GOAL –
Pick out the lines below with "Contains" and list them.
===== DATA TO USE =====
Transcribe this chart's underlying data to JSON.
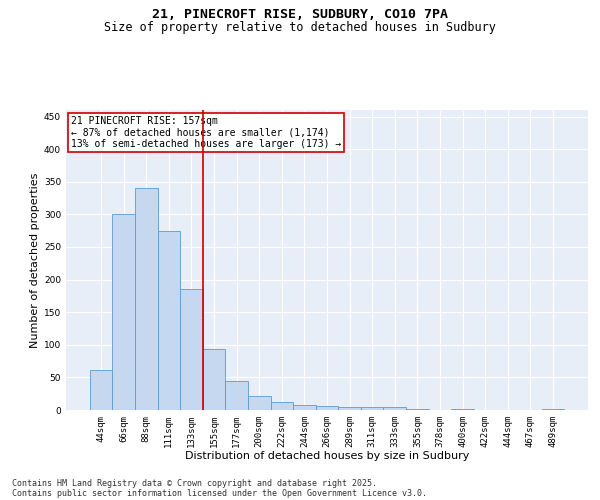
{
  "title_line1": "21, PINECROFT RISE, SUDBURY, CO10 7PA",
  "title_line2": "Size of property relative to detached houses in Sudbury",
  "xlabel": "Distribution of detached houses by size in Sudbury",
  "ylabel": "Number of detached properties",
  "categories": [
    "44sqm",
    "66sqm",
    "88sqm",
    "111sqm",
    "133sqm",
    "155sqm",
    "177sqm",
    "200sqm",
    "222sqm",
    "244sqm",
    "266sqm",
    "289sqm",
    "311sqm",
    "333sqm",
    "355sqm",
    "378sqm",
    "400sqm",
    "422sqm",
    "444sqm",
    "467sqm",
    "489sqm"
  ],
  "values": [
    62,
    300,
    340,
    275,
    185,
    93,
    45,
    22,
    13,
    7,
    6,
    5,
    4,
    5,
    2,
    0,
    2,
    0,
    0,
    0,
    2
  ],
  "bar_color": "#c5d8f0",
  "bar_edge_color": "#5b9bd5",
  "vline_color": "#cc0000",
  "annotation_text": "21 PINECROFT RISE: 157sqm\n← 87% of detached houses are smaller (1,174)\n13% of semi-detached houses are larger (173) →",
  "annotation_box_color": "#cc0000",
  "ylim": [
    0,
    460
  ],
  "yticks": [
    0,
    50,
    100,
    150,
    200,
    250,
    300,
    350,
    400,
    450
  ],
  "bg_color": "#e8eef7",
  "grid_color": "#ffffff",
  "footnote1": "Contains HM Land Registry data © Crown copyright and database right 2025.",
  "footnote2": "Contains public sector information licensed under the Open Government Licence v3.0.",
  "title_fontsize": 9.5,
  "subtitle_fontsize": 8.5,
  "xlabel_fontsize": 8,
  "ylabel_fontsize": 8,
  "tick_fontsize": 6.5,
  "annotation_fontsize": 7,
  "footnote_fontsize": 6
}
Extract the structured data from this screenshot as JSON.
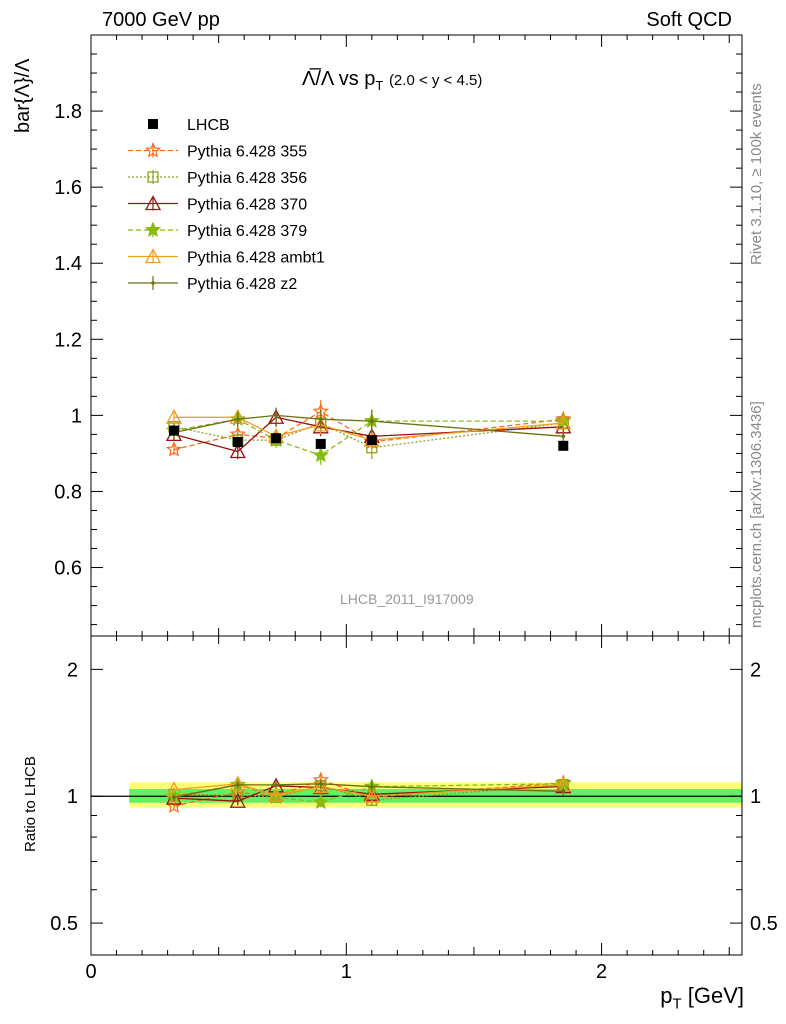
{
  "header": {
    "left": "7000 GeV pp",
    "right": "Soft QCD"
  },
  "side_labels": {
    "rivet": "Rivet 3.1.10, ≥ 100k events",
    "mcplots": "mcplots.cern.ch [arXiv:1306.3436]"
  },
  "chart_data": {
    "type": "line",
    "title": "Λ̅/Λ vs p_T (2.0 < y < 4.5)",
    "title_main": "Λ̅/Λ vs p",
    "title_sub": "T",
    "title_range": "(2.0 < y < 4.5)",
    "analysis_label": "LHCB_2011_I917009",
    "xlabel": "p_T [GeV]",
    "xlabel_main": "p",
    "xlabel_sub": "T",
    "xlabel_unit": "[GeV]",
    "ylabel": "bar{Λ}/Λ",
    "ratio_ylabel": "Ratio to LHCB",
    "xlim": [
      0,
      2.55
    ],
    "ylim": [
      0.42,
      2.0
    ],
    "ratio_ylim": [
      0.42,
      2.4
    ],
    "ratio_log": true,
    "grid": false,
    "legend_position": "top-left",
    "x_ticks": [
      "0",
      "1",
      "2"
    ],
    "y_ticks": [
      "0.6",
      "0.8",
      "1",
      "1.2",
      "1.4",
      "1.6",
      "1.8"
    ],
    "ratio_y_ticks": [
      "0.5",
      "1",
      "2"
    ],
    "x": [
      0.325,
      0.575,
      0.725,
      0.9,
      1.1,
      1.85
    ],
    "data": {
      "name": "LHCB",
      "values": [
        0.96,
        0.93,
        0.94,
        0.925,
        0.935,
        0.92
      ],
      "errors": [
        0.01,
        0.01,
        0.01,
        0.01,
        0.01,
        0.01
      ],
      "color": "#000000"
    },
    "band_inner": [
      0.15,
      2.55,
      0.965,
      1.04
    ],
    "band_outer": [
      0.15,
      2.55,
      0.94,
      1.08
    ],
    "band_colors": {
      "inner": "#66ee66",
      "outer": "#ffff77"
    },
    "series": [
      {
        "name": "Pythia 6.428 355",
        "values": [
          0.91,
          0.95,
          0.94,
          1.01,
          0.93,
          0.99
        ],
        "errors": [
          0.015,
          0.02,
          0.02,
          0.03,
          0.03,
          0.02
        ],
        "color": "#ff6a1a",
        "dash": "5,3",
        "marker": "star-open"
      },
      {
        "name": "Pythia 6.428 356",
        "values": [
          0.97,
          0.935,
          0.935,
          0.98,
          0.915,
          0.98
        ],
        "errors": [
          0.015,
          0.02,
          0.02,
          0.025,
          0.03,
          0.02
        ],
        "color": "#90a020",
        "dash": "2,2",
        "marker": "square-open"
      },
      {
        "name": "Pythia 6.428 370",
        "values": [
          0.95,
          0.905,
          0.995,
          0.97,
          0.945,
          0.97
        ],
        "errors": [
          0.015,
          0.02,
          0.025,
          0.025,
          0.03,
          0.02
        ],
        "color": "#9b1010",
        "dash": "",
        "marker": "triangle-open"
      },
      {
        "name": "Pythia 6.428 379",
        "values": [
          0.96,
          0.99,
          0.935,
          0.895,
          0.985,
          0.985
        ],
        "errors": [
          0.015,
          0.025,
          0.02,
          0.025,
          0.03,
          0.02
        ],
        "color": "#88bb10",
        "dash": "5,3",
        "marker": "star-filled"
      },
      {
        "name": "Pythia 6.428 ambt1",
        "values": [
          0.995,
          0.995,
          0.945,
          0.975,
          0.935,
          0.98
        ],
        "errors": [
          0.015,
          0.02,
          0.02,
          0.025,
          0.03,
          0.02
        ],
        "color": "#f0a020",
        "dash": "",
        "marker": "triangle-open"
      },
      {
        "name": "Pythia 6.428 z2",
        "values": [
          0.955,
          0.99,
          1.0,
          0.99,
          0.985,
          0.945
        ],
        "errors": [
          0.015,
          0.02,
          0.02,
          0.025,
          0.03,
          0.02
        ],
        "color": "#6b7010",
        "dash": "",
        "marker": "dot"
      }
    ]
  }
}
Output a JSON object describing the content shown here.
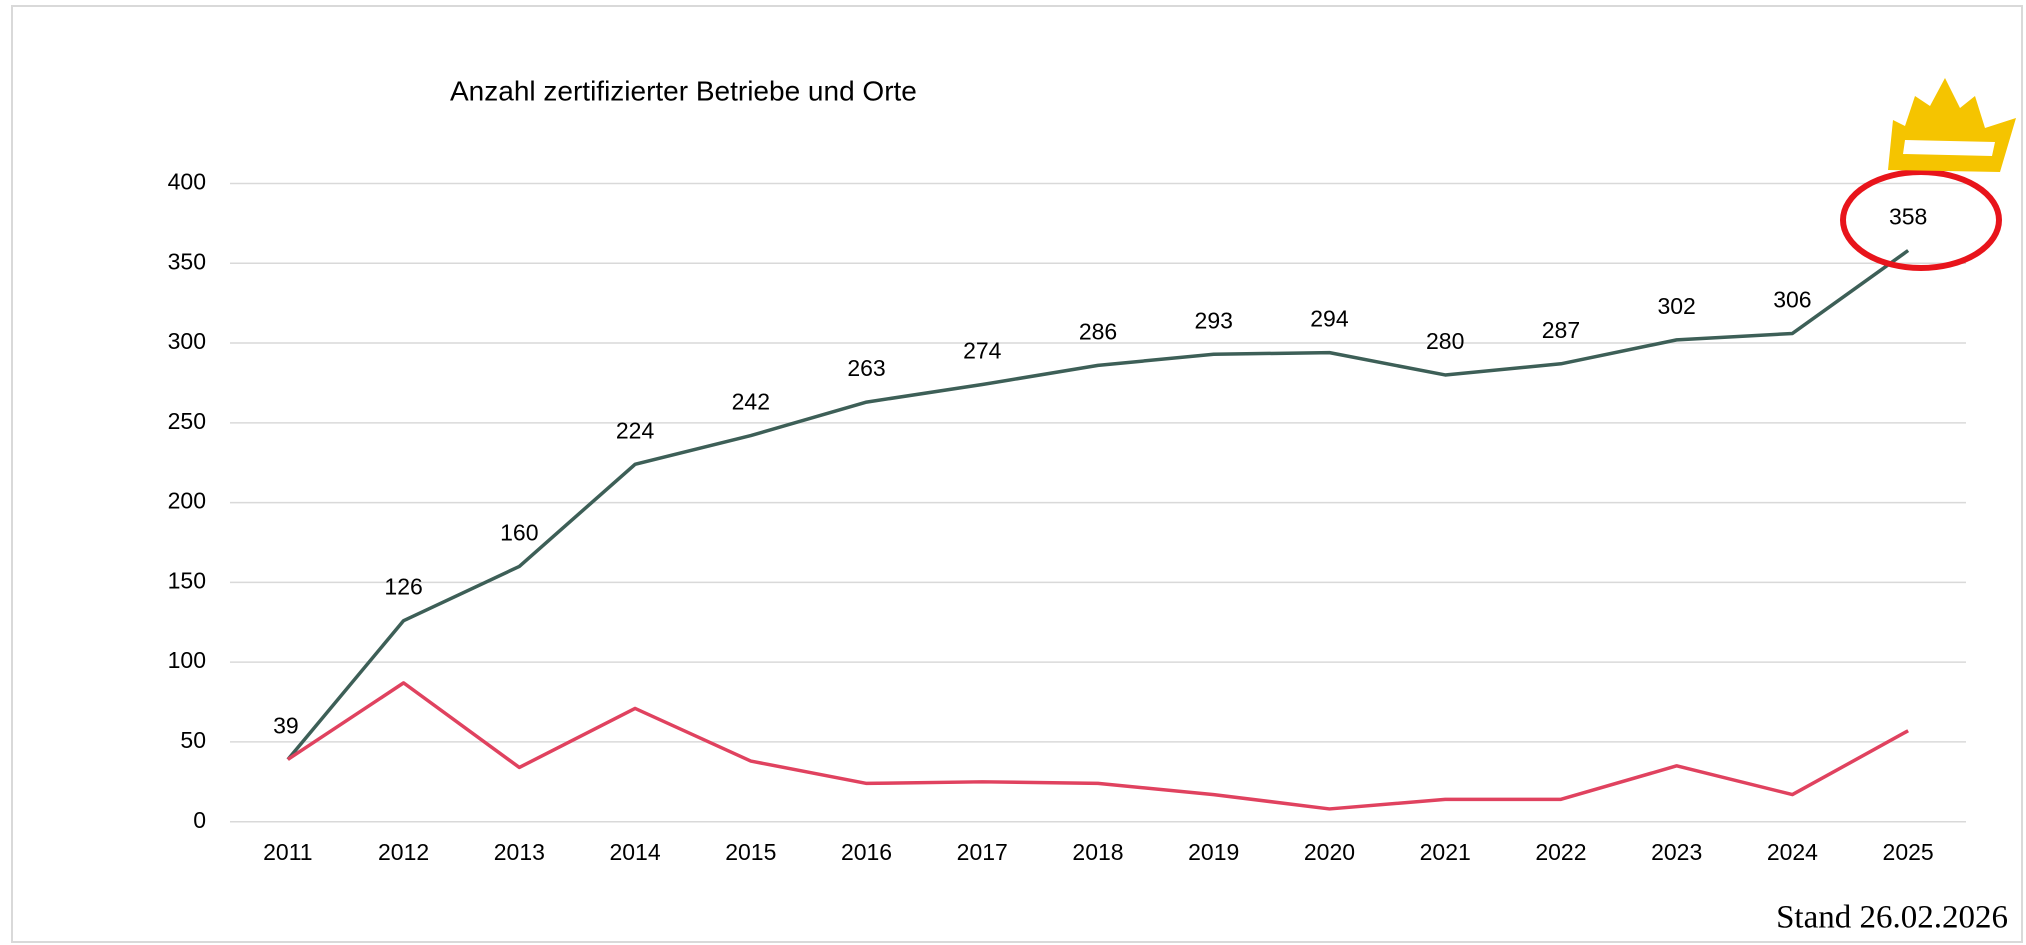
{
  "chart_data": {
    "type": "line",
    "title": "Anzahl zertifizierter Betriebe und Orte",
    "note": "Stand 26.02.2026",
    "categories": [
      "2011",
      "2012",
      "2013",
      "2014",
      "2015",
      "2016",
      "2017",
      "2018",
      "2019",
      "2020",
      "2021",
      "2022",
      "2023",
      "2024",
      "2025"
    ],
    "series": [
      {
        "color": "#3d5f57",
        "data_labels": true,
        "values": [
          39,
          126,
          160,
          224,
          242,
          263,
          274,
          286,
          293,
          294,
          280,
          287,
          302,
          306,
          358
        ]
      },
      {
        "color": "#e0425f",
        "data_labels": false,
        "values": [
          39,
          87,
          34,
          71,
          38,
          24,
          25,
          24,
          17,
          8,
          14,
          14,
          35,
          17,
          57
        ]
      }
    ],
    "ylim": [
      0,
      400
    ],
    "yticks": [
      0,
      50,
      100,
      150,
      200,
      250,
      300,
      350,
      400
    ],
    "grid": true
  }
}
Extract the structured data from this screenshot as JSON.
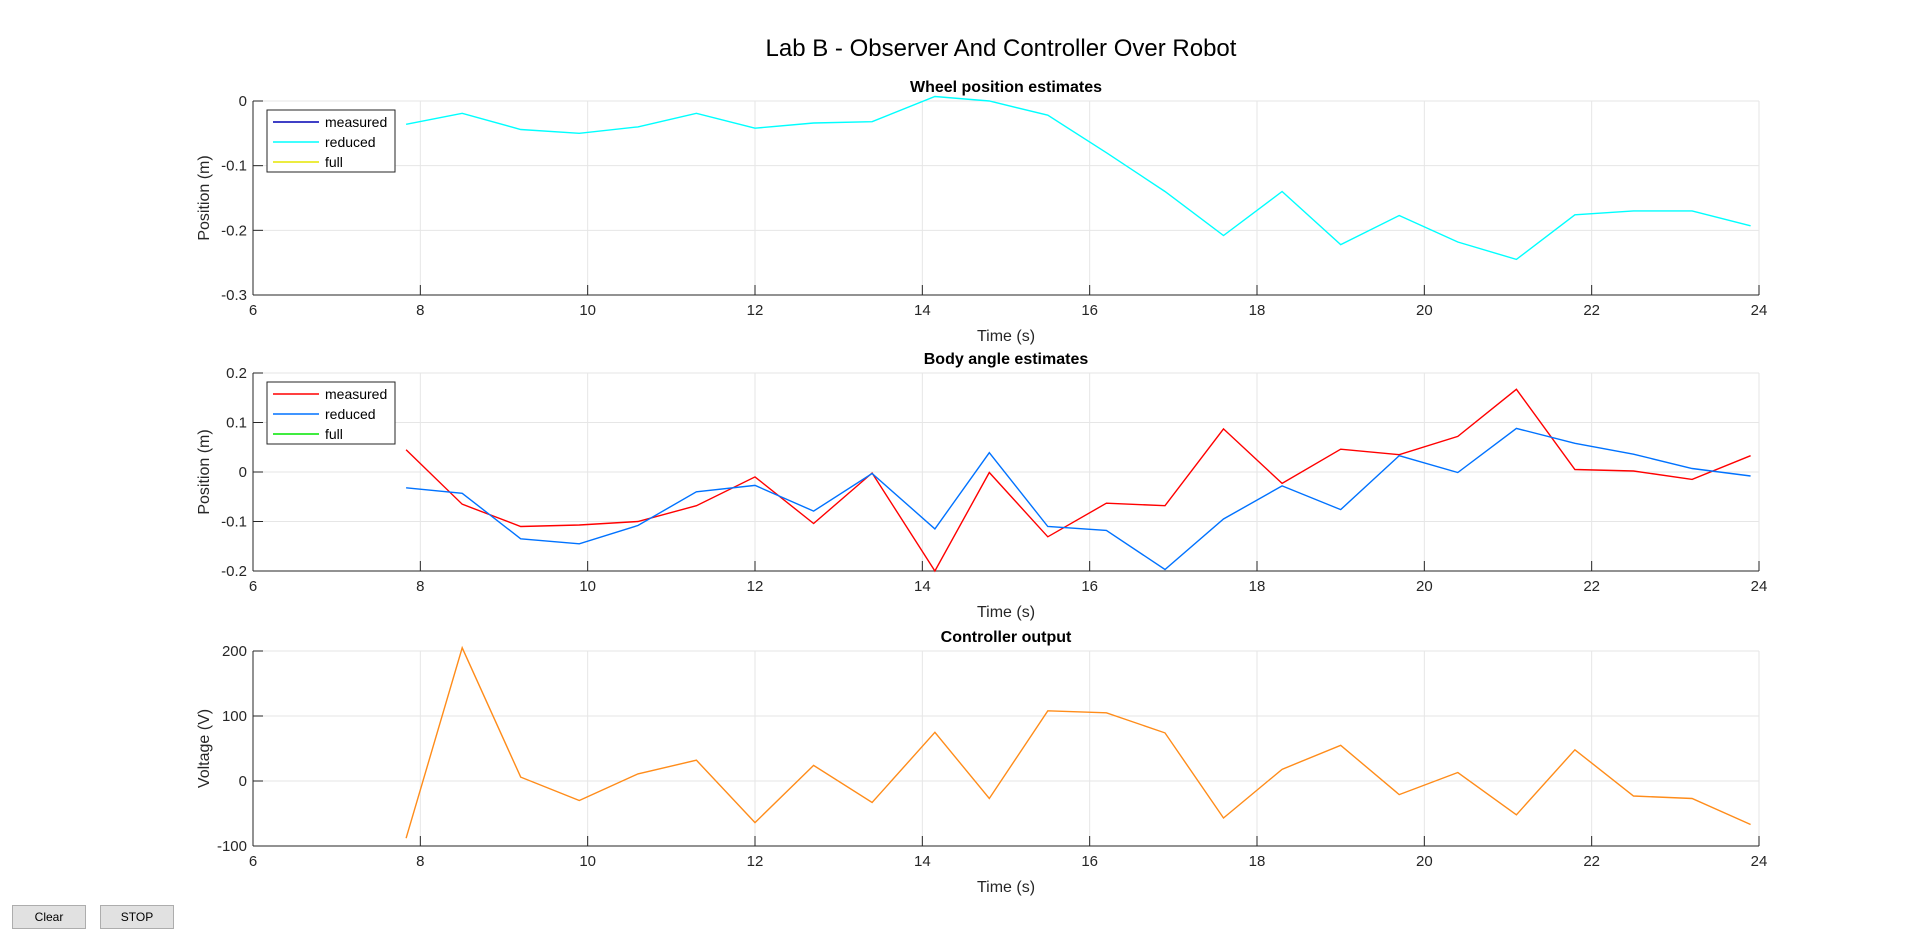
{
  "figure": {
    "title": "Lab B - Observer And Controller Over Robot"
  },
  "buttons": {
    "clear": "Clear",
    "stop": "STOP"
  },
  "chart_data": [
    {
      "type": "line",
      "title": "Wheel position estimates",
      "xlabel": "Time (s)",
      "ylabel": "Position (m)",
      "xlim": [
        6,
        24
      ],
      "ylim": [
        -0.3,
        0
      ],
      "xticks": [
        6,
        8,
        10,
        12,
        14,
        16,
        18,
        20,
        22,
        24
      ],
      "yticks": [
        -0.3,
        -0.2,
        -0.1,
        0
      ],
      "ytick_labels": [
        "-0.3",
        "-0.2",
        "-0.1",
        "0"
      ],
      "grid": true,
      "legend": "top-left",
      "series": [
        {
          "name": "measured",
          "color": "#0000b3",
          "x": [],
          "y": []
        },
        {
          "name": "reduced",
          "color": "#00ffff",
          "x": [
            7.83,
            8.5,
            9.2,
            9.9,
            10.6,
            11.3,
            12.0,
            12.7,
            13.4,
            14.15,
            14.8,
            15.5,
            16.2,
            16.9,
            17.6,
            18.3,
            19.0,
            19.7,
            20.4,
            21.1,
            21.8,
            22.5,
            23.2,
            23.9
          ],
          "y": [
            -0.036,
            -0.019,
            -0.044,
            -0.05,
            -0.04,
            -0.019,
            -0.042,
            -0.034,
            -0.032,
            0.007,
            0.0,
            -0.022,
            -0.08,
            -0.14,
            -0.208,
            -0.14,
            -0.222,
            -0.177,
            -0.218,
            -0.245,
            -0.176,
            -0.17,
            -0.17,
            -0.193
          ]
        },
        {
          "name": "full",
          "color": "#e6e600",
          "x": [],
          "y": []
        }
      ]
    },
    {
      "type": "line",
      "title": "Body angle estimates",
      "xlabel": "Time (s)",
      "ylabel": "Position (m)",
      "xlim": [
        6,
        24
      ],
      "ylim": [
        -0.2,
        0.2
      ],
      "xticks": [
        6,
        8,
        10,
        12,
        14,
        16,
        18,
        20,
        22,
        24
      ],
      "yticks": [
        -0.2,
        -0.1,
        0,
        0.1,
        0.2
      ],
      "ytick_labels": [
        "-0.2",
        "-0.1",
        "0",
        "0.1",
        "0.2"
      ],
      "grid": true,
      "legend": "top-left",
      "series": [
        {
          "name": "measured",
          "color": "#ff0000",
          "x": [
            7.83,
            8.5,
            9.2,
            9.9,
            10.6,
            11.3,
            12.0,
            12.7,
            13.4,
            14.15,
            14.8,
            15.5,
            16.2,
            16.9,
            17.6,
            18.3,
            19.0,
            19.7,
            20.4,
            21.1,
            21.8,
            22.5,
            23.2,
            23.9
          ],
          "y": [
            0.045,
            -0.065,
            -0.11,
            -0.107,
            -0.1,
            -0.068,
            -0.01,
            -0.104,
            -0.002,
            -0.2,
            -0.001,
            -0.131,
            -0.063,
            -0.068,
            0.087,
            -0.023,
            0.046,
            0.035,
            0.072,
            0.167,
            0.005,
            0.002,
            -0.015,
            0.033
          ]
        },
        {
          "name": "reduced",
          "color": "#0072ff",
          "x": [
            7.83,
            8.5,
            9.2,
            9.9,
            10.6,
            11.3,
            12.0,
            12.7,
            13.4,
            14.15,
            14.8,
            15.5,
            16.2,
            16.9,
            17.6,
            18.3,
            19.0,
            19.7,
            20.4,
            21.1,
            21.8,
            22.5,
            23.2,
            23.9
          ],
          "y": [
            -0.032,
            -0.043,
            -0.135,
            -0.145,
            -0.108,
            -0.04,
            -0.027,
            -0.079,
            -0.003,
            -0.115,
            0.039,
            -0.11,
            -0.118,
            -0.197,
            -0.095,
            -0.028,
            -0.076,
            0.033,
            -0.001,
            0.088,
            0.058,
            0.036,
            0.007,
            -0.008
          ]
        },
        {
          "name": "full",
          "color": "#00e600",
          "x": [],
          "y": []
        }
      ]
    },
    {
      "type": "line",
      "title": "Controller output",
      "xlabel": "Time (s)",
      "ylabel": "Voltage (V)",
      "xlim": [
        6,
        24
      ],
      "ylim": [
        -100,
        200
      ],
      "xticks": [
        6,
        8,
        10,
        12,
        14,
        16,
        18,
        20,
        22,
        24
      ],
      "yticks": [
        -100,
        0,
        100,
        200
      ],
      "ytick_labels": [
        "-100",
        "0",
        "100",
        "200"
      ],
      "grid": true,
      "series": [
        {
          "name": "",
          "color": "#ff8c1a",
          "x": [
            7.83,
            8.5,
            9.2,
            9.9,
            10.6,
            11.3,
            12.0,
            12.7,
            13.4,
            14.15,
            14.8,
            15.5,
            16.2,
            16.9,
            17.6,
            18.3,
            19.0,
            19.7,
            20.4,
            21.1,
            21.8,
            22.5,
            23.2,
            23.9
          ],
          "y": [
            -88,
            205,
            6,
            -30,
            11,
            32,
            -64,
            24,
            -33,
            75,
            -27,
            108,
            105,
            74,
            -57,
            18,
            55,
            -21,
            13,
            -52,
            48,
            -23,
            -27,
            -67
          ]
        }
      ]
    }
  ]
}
=====
OUTPUT OF THE EXERCISE –
  "footnote1": "Contains HM Land Registry data © Crown copyright and database right 2025.",
  "footnote2": "Contains public sector information licensed under the Open Government Licence v3.0.",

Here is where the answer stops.